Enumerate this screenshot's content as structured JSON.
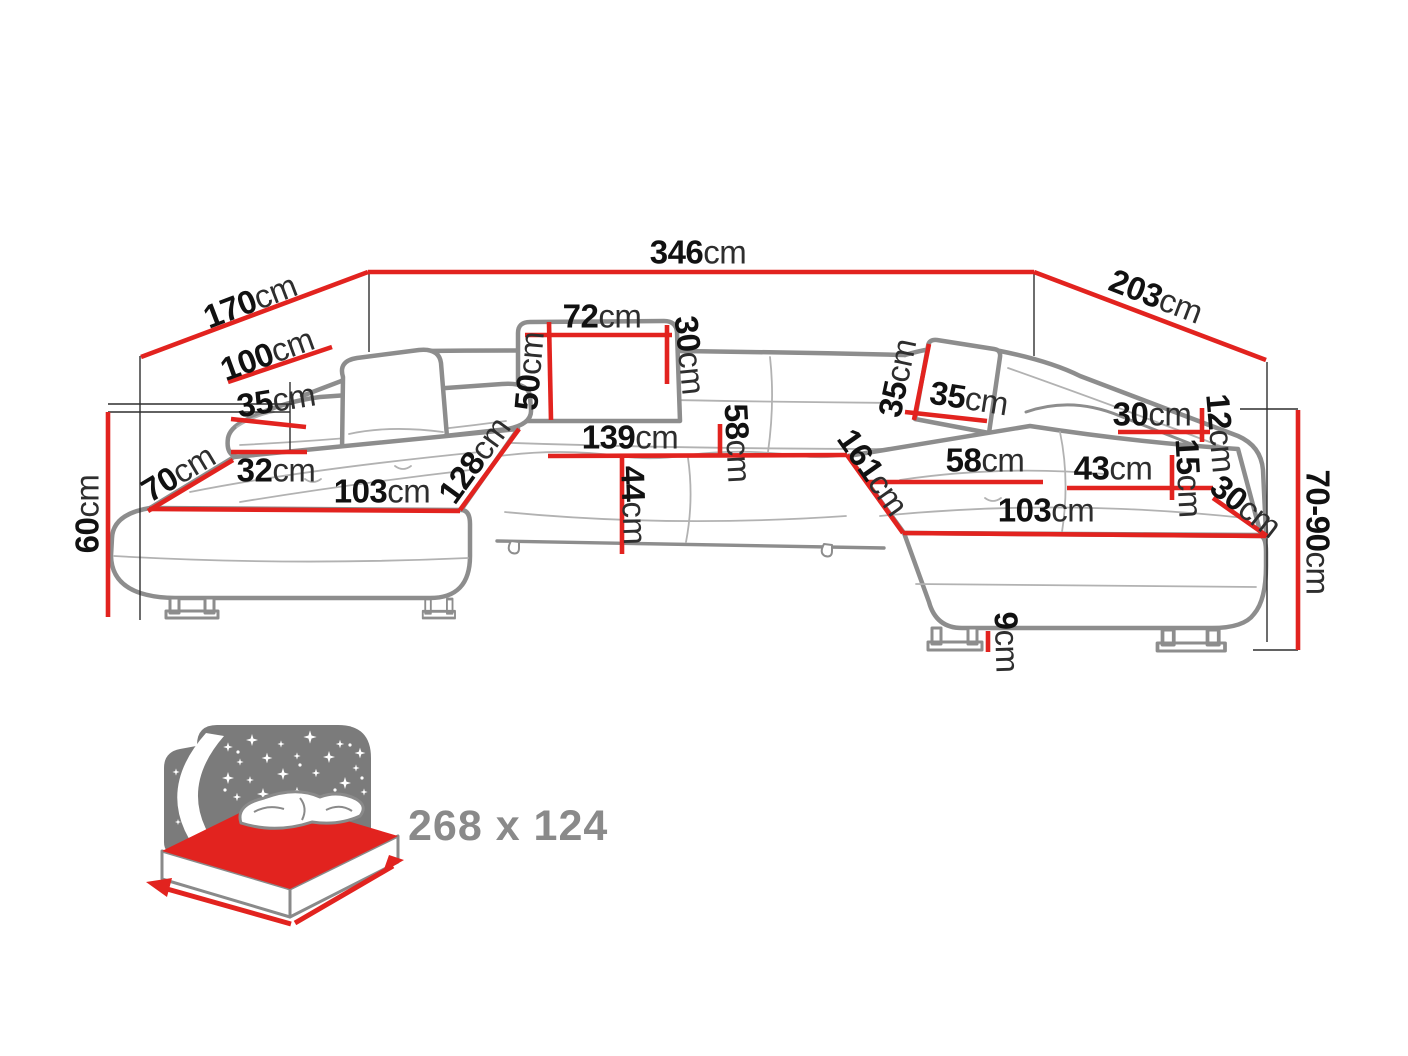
{
  "diagram_title": "U-shaped corner sofa dimensions",
  "colors": {
    "dimension_line": "#e2231f",
    "number_text": "#111111",
    "unit_text": "#2e2e2e",
    "sofa_outline": "#8d8d8d",
    "icon_panel": "#7b7b7b",
    "sleeping_label_text": "#8a8a8a"
  },
  "dimensions": [
    {
      "value": "346",
      "unit": "cm",
      "x": 698,
      "y": 252,
      "rot": 0
    },
    {
      "value": "170",
      "unit": "cm",
      "x": 250,
      "y": 301,
      "rot": -21
    },
    {
      "value": "203",
      "unit": "cm",
      "x": 1156,
      "y": 296,
      "rot": 21
    },
    {
      "value": "100",
      "unit": "cm",
      "x": 267,
      "y": 354,
      "rot": -20
    },
    {
      "value": "35",
      "unit": "cm",
      "x": 276,
      "y": 400,
      "rot": -9
    },
    {
      "value": "70",
      "unit": "cm",
      "x": 178,
      "y": 473,
      "rot": -31
    },
    {
      "value": "32",
      "unit": "cm",
      "x": 276,
      "y": 470,
      "rot": 0
    },
    {
      "value": "103",
      "unit": "cm",
      "x": 382,
      "y": 491,
      "rot": 0
    },
    {
      "value": "60",
      "unit": "cm",
      "x": 87,
      "y": 514,
      "rot": -90
    },
    {
      "value": "128",
      "unit": "cm",
      "x": 474,
      "y": 460,
      "rot": -54
    },
    {
      "value": "50",
      "unit": "cm",
      "x": 529,
      "y": 371,
      "rot": -85
    },
    {
      "value": "72",
      "unit": "cm",
      "x": 602,
      "y": 316,
      "rot": 0
    },
    {
      "value": "30",
      "unit": "cm",
      "x": 690,
      "y": 355,
      "rot": 84
    },
    {
      "value": "139",
      "unit": "cm",
      "x": 630,
      "y": 437,
      "rot": 0
    },
    {
      "value": "58",
      "unit": "cm",
      "x": 738,
      "y": 443,
      "rot": 87
    },
    {
      "value": "44",
      "unit": "cm",
      "x": 634,
      "y": 505,
      "rot": 88
    },
    {
      "value": "35",
      "unit": "cm",
      "x": 897,
      "y": 378,
      "rot": -78
    },
    {
      "value": "35",
      "unit": "cm",
      "x": 969,
      "y": 398,
      "rot": 9
    },
    {
      "value": "161",
      "unit": "cm",
      "x": 873,
      "y": 472,
      "rot": 55
    },
    {
      "value": "58",
      "unit": "cm",
      "x": 985,
      "y": 460,
      "rot": 0
    },
    {
      "value": "43",
      "unit": "cm",
      "x": 1113,
      "y": 468,
      "rot": 0
    },
    {
      "value": "103",
      "unit": "cm",
      "x": 1046,
      "y": 510,
      "rot": 0
    },
    {
      "value": "30",
      "unit": "cm",
      "x": 1152,
      "y": 414,
      "rot": 0
    },
    {
      "value": "12",
      "unit": "cm",
      "x": 1221,
      "y": 433,
      "rot": 85
    },
    {
      "value": "15",
      "unit": "cm",
      "x": 1189,
      "y": 478,
      "rot": 87
    },
    {
      "value": "30",
      "unit": "cm",
      "x": 1246,
      "y": 506,
      "rot": 38
    },
    {
      "value": "70-90",
      "unit": "cm",
      "x": 1318,
      "y": 532,
      "rot": 90
    },
    {
      "value": "9",
      "unit": "cm",
      "x": 1007,
      "y": 642,
      "rot": 88
    }
  ],
  "sleeping_area": {
    "label": "268 x 124"
  }
}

■ ■ ■

GOAL:
Look through the entries above; copy each line where the string "dimensions" appears.

SOLVED EXERCISE:
  "diagram_title": "U-shaped corner sofa dimensions",
  "dimensions": [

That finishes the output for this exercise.